▸ Data records
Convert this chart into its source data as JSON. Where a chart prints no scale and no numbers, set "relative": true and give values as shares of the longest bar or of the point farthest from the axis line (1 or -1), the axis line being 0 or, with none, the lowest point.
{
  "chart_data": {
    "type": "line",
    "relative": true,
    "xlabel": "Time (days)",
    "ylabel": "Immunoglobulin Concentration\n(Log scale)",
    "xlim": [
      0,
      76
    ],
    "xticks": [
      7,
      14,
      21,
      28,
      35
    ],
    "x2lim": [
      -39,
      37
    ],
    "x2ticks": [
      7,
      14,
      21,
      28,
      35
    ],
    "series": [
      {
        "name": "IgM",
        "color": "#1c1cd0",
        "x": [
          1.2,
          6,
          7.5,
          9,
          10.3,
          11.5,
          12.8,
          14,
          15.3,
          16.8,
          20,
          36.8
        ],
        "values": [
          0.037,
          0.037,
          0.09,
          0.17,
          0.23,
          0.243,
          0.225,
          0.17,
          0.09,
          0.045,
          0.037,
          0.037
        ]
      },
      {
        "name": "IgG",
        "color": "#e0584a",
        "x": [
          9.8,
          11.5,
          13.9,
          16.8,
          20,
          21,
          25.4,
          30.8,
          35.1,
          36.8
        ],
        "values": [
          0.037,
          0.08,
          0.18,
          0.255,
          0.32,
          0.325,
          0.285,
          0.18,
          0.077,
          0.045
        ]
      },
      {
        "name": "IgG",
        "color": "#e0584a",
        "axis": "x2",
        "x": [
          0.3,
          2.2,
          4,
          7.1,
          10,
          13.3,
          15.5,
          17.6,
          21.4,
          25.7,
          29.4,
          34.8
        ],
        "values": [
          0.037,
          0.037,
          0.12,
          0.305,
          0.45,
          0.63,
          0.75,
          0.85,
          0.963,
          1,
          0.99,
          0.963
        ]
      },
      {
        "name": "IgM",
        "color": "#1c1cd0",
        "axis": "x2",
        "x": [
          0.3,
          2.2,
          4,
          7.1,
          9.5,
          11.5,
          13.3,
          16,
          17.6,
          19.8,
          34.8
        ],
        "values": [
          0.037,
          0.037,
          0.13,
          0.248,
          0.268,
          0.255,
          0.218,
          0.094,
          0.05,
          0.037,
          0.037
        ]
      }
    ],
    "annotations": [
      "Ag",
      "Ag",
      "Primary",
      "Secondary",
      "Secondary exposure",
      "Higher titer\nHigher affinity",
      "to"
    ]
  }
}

▸ Aim of the exercise
Where does the word "relative" appear? Return each line that holds it.

▸ Solution for this task
Convert this chart into its source data as JSON. Where a chart prints no scale and no numbers, set "relative": true and give values as shares of the longest bar or of the point farthest from the axis line (1 or -1), the axis line being 0 or, with none, the lowest point.
    "relative": true,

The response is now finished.